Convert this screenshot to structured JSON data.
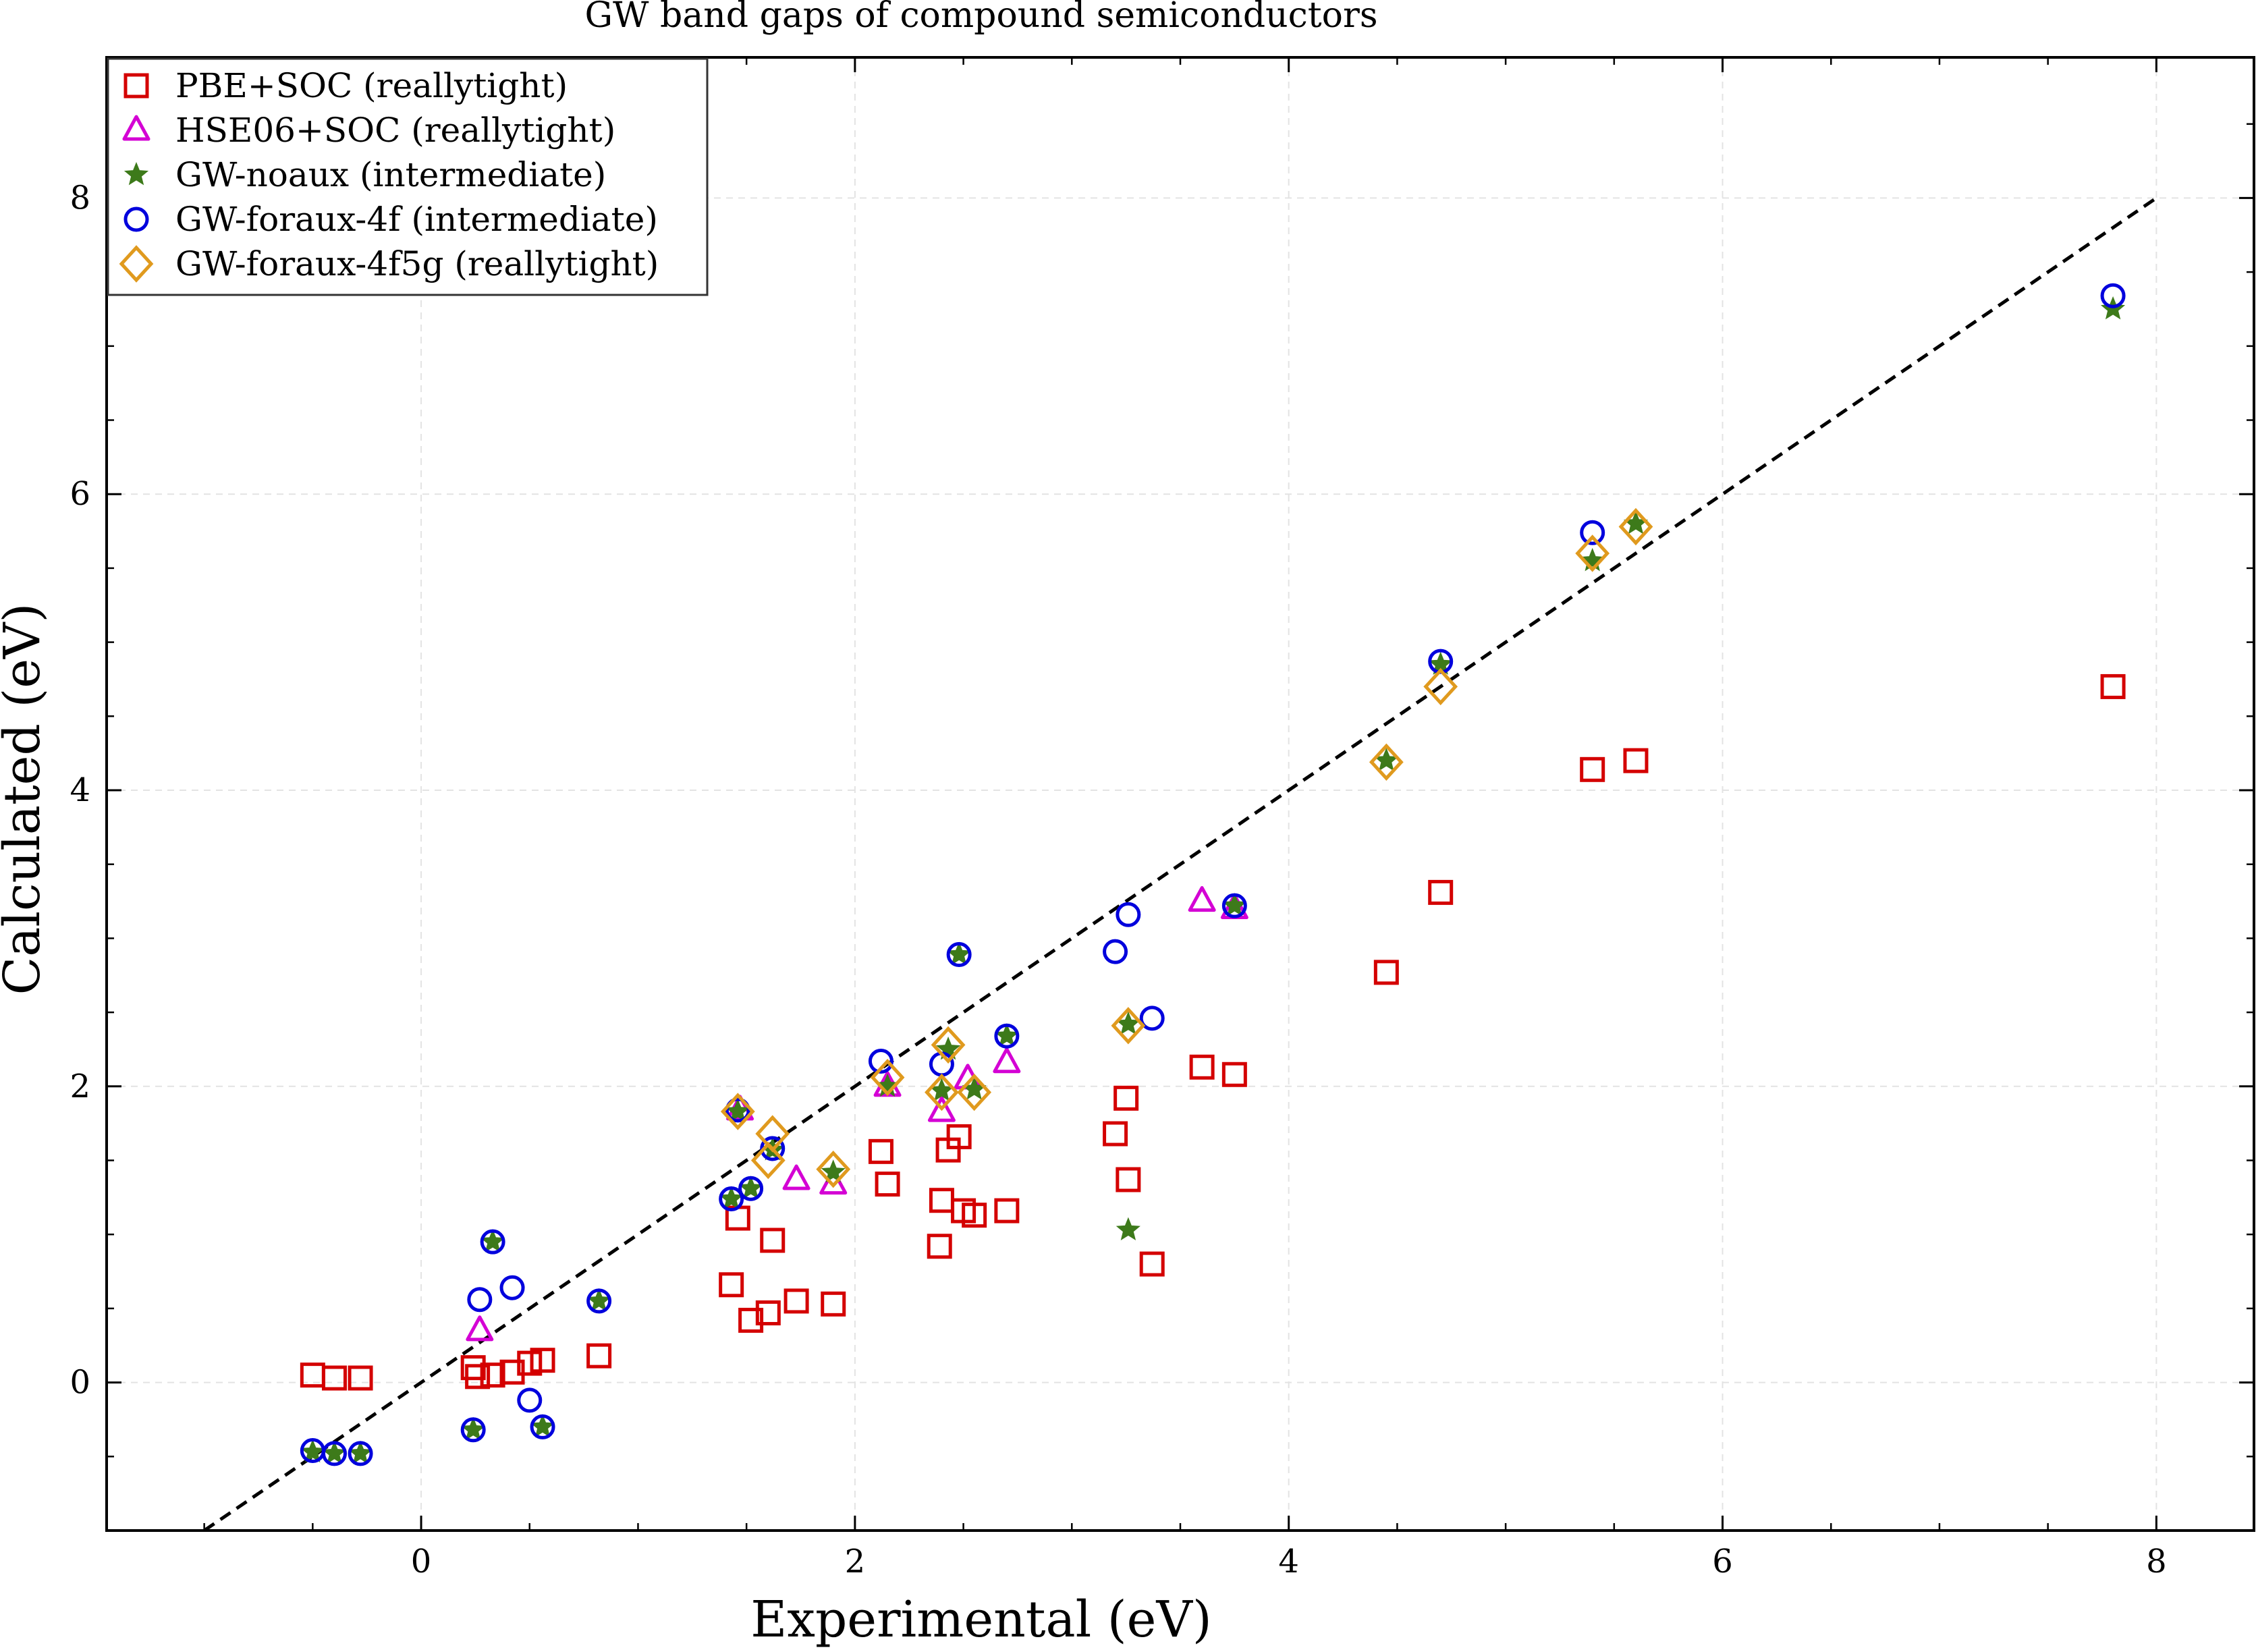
{
  "chart_data": {
    "type": "scatter",
    "title": "GW band gaps of compound semiconductors",
    "xlabel": "Experimental (eV)",
    "ylabel": "Calculated (eV)",
    "xlim": [
      -1.45,
      8.45
    ],
    "ylim": [
      -1.0,
      8.95
    ],
    "x_ticks": [
      0,
      2,
      4,
      6,
      8
    ],
    "y_ticks": [
      0,
      2,
      4,
      6,
      8
    ],
    "x_tick_labels": [
      "0",
      "2",
      "4",
      "6",
      "8"
    ],
    "y_tick_labels": [
      "0",
      "2",
      "4",
      "6",
      "8"
    ],
    "grid": true,
    "legend_position": "top-left",
    "reference_line": {
      "style": "dashed",
      "color": "#000000",
      "x": [
        -1.0,
        8.0
      ],
      "y": [
        -1.0,
        8.0
      ]
    },
    "series": [
      {
        "name": "PBE+SOC (reallytight)",
        "marker": "square",
        "color": "#d40000",
        "points": [
          [
            -0.5,
            0.05
          ],
          [
            -0.4,
            0.03
          ],
          [
            -0.28,
            0.03
          ],
          [
            0.24,
            0.1
          ],
          [
            0.26,
            0.04
          ],
          [
            0.33,
            0.05
          ],
          [
            0.42,
            0.07
          ],
          [
            0.5,
            0.13
          ],
          [
            0.56,
            0.15
          ],
          [
            0.82,
            0.18
          ],
          [
            1.43,
            0.66
          ],
          [
            1.46,
            1.11
          ],
          [
            1.52,
            0.42
          ],
          [
            1.6,
            0.47
          ],
          [
            1.62,
            0.96
          ],
          [
            1.73,
            0.55
          ],
          [
            1.9,
            0.53
          ],
          [
            2.12,
            1.56
          ],
          [
            2.15,
            1.34
          ],
          [
            2.39,
            0.92
          ],
          [
            2.4,
            1.23
          ],
          [
            2.43,
            1.57
          ],
          [
            2.48,
            1.66
          ],
          [
            2.5,
            1.16
          ],
          [
            2.55,
            1.13
          ],
          [
            2.7,
            1.16
          ],
          [
            3.2,
            1.68
          ],
          [
            3.25,
            1.92
          ],
          [
            3.26,
            1.37
          ],
          [
            3.37,
            0.8
          ],
          [
            3.6,
            2.13
          ],
          [
            3.75,
            2.08
          ],
          [
            4.45,
            2.77
          ],
          [
            4.7,
            3.31
          ],
          [
            5.4,
            4.14
          ],
          [
            5.6,
            4.2
          ],
          [
            7.8,
            4.7
          ]
        ]
      },
      {
        "name": "HSE06+SOC (reallytight)",
        "marker": "triangle",
        "color": "#d400d4",
        "points": [
          [
            0.27,
            0.35
          ],
          [
            1.47,
            1.84
          ],
          [
            1.73,
            1.37
          ],
          [
            1.9,
            1.34
          ],
          [
            2.15,
            2.0
          ],
          [
            2.4,
            1.83
          ],
          [
            2.52,
            2.05
          ],
          [
            2.7,
            2.16
          ],
          [
            3.6,
            3.25
          ],
          [
            3.75,
            3.2
          ]
        ]
      },
      {
        "name": "GW-noaux (intermediate)",
        "marker": "star",
        "color": "#3d7a1a",
        "points": [
          [
            -0.5,
            -0.47
          ],
          [
            -0.4,
            -0.48
          ],
          [
            -0.28,
            -0.48
          ],
          [
            0.24,
            -0.32
          ],
          [
            0.33,
            0.95
          ],
          [
            0.56,
            -0.3
          ],
          [
            0.82,
            0.55
          ],
          [
            1.43,
            1.24
          ],
          [
            1.46,
            1.83
          ],
          [
            1.52,
            1.31
          ],
          [
            1.62,
            1.57
          ],
          [
            1.9,
            1.42
          ],
          [
            2.15,
            2.0
          ],
          [
            2.4,
            1.97
          ],
          [
            2.43,
            2.25
          ],
          [
            2.48,
            2.89
          ],
          [
            2.55,
            1.98
          ],
          [
            2.7,
            2.34
          ],
          [
            3.26,
            1.03
          ],
          [
            3.26,
            2.42
          ],
          [
            3.75,
            3.22
          ],
          [
            4.45,
            4.2
          ],
          [
            4.7,
            4.85
          ],
          [
            5.4,
            5.55
          ],
          [
            5.6,
            5.8
          ],
          [
            7.8,
            7.25
          ]
        ]
      },
      {
        "name": "GW-foraux-4f (intermediate)",
        "marker": "circle",
        "color": "#0000dd",
        "points": [
          [
            -0.5,
            -0.46
          ],
          [
            -0.4,
            -0.48
          ],
          [
            -0.28,
            -0.48
          ],
          [
            0.24,
            -0.32
          ],
          [
            0.27,
            0.56
          ],
          [
            0.33,
            0.95
          ],
          [
            0.42,
            0.64
          ],
          [
            0.5,
            -0.12
          ],
          [
            0.56,
            -0.3
          ],
          [
            0.82,
            0.55
          ],
          [
            1.43,
            1.24
          ],
          [
            1.46,
            1.84
          ],
          [
            1.52,
            1.31
          ],
          [
            1.62,
            1.58
          ],
          [
            2.12,
            2.17
          ],
          [
            2.4,
            2.15
          ],
          [
            2.48,
            2.89
          ],
          [
            2.7,
            2.34
          ],
          [
            3.2,
            2.91
          ],
          [
            3.26,
            3.16
          ],
          [
            3.37,
            2.46
          ],
          [
            3.75,
            3.22
          ],
          [
            4.7,
            4.87
          ],
          [
            5.4,
            5.74
          ],
          [
            7.8,
            7.34
          ]
        ]
      },
      {
        "name": "GW-foraux-4f5g (reallytight)",
        "marker": "diamond",
        "color": "#e09a1e",
        "points": [
          [
            1.46,
            1.83
          ],
          [
            1.6,
            1.5
          ],
          [
            1.62,
            1.68
          ],
          [
            1.9,
            1.44
          ],
          [
            2.15,
            2.06
          ],
          [
            2.4,
            1.96
          ],
          [
            2.43,
            2.28
          ],
          [
            2.55,
            1.96
          ],
          [
            3.26,
            2.41
          ],
          [
            4.45,
            4.19
          ],
          [
            4.7,
            4.7
          ],
          [
            5.4,
            5.6
          ],
          [
            5.6,
            5.78
          ]
        ]
      }
    ]
  }
}
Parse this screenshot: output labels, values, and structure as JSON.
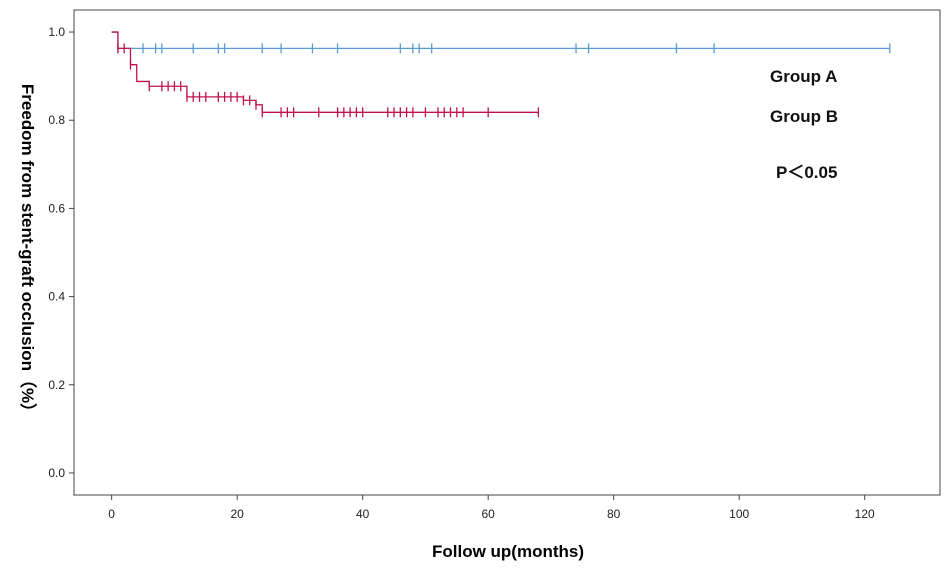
{
  "chart_data": {
    "type": "line",
    "subtype": "kaplan-meier-step",
    "xlabel": "Follow up(months)",
    "ylabel": "Freedom from stent-graft occlusion（%）",
    "xlim": [
      -6,
      132
    ],
    "ylim": [
      -0.05,
      1.05
    ],
    "x_ticks": [
      0,
      20,
      40,
      60,
      80,
      100,
      120
    ],
    "y_ticks": [
      0.0,
      0.2,
      0.4,
      0.6,
      0.8,
      1.0
    ],
    "y_tick_labels": [
      "0.0",
      "0.2",
      "0.4",
      "0.6",
      "0.8",
      "1.0"
    ],
    "grid": false,
    "annotations": [
      "Group A",
      "Group B",
      "P＜0.05"
    ],
    "series": [
      {
        "name": "Group A",
        "color": "#5b9bd5",
        "steps": [
          [
            0,
            1.0
          ],
          [
            1,
            0.963
          ],
          [
            124,
            0.963
          ]
        ],
        "censored": [
          1,
          5,
          7,
          8,
          13,
          17,
          18,
          24,
          27,
          32,
          36,
          46,
          48,
          49,
          51,
          74,
          76,
          90,
          96,
          124
        ]
      },
      {
        "name": "Group B",
        "color": "#c0134a",
        "steps": [
          [
            0,
            1.0
          ],
          [
            1,
            0.963
          ],
          [
            3,
            0.926
          ],
          [
            4,
            0.888
          ],
          [
            6,
            0.877
          ],
          [
            12,
            0.853
          ],
          [
            21,
            0.845
          ],
          [
            23,
            0.835
          ],
          [
            24,
            0.818
          ],
          [
            68,
            0.818
          ]
        ],
        "censored": [
          1,
          2,
          3,
          6,
          8,
          9,
          10,
          11,
          12,
          13,
          14,
          15,
          17,
          18,
          19,
          20,
          21,
          22,
          23,
          24,
          27,
          28,
          29,
          33,
          36,
          37,
          38,
          39,
          40,
          44,
          45,
          46,
          47,
          48,
          50,
          52,
          53,
          54,
          55,
          56,
          60,
          68
        ]
      }
    ]
  }
}
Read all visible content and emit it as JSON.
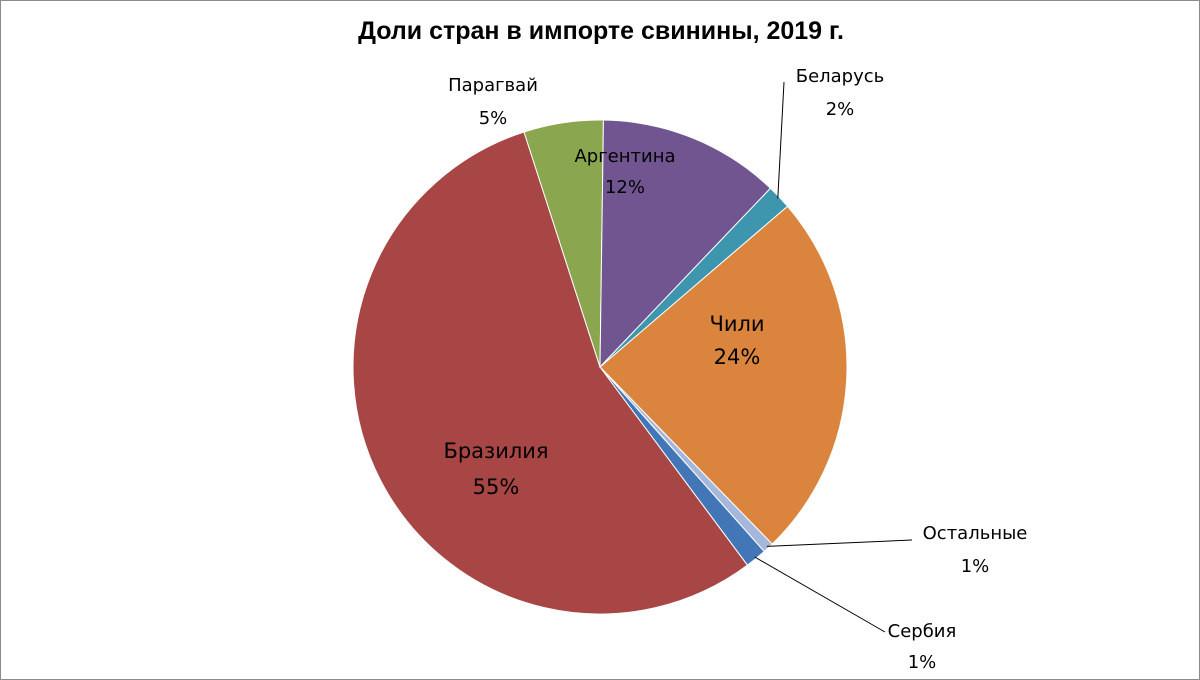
{
  "chart_data": {
    "type": "pie",
    "title": "Доли стран в импорте свинины, 2019 г.",
    "slices": [
      {
        "name": "Чили",
        "label": "24%",
        "value": 24.0,
        "color": "#db843d"
      },
      {
        "name": "Остальные",
        "label": "1%",
        "value": 0.7,
        "color": "#a5b7da"
      },
      {
        "name": "Сербия",
        "label": "1%",
        "value": 1.4,
        "color": "#4376b7"
      },
      {
        "name": "Бразилия",
        "label": "55%",
        "value": 55.2,
        "color": "#a84645"
      },
      {
        "name": "Парагвай",
        "label": "5%",
        "value": 5.2,
        "color": "#8aa64f"
      },
      {
        "name": "Аргентина",
        "label": "12%",
        "value": 11.9,
        "color": "#705591"
      },
      {
        "name": "Беларусь",
        "label": "2%",
        "value": 1.6,
        "color": "#3d96ae"
      }
    ]
  }
}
+++
Repeat the lines from the line containing "Read all visible content and emit it as JSON." through the end of the material above exactly, with no pictures and nothing else.

Read all visible content and emit it as JSON.
{
  "chart_data": {
    "type": "pie",
    "title": "Доли стран в импорте свинины, 2019 г.",
    "slices": [
      {
        "name": "Чили",
        "label": "24%",
        "value": 24.0,
        "color": "#db843d"
      },
      {
        "name": "Остальные",
        "label": "1%",
        "value": 0.7,
        "color": "#a5b7da"
      },
      {
        "name": "Сербия",
        "label": "1%",
        "value": 1.4,
        "color": "#4376b7"
      },
      {
        "name": "Бразилия",
        "label": "55%",
        "value": 55.2,
        "color": "#a84645"
      },
      {
        "name": "Парагвай",
        "label": "5%",
        "value": 5.2,
        "color": "#8aa64f"
      },
      {
        "name": "Аргентина",
        "label": "12%",
        "value": 11.9,
        "color": "#705591"
      },
      {
        "name": "Беларусь",
        "label": "2%",
        "value": 1.6,
        "color": "#3d96ae"
      }
    ]
  }
}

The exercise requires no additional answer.